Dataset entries
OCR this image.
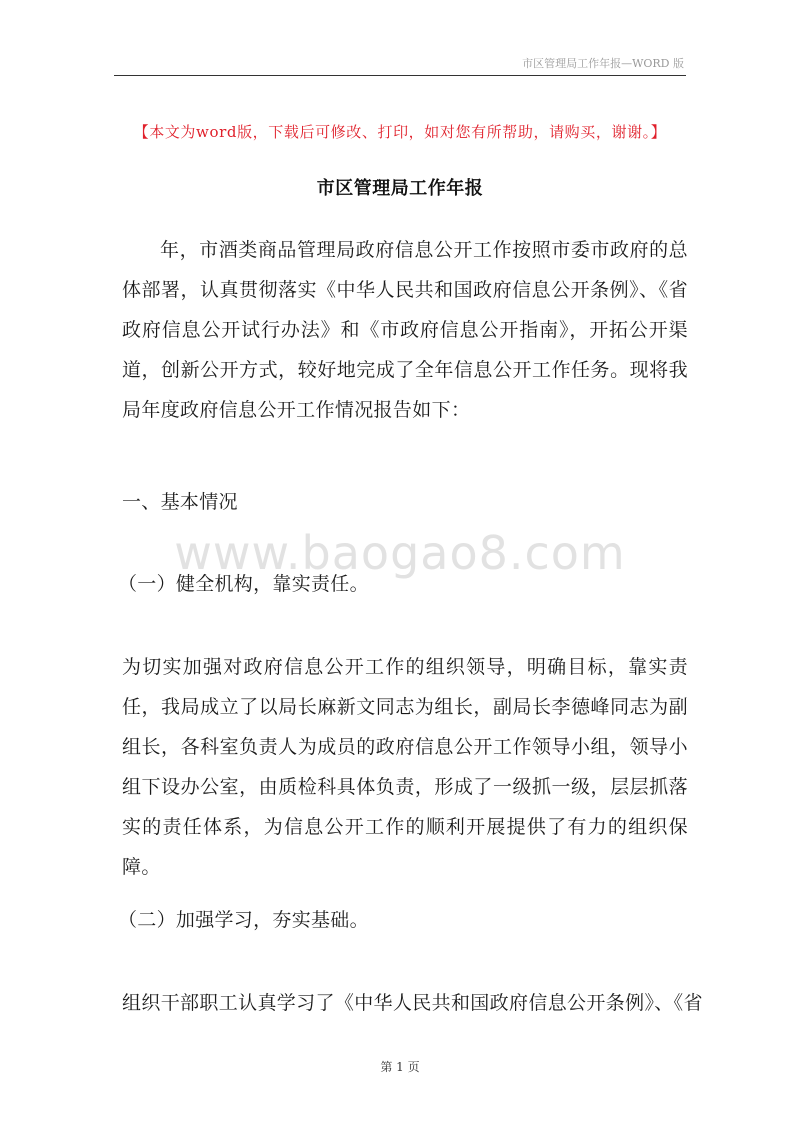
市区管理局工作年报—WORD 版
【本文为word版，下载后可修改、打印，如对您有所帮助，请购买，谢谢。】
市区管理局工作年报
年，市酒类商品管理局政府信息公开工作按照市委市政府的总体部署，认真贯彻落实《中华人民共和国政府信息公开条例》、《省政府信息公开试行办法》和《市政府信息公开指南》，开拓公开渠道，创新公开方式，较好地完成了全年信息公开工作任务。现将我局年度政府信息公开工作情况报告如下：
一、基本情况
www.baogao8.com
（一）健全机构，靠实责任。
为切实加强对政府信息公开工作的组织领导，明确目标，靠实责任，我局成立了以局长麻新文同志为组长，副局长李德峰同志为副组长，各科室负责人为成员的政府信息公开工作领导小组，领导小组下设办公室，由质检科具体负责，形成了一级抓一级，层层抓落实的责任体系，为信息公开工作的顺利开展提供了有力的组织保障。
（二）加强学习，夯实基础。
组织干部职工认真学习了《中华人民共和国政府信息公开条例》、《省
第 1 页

**CHALLENGE:** Search the listing for the word "中华人民共和国政府信息公开条例". Copy every line in which it occurs.

**RESPONSE TO THE TASK:**
年，市酒类商品管理局政府信息公开工作按照市委市政府的总体部署，认真贯彻落实《中华人民共和国政府信息公开条例》、《省政府信息公开试行办法》和《市政府信息公开指南》，开拓公开渠道，创新公开方式，较好地完成了全年信息公开工作任务。现将我局年度政府信息公开工作情况报告如下：
组织干部职工认真学习了《中华人民共和国政府信息公开条例》、《省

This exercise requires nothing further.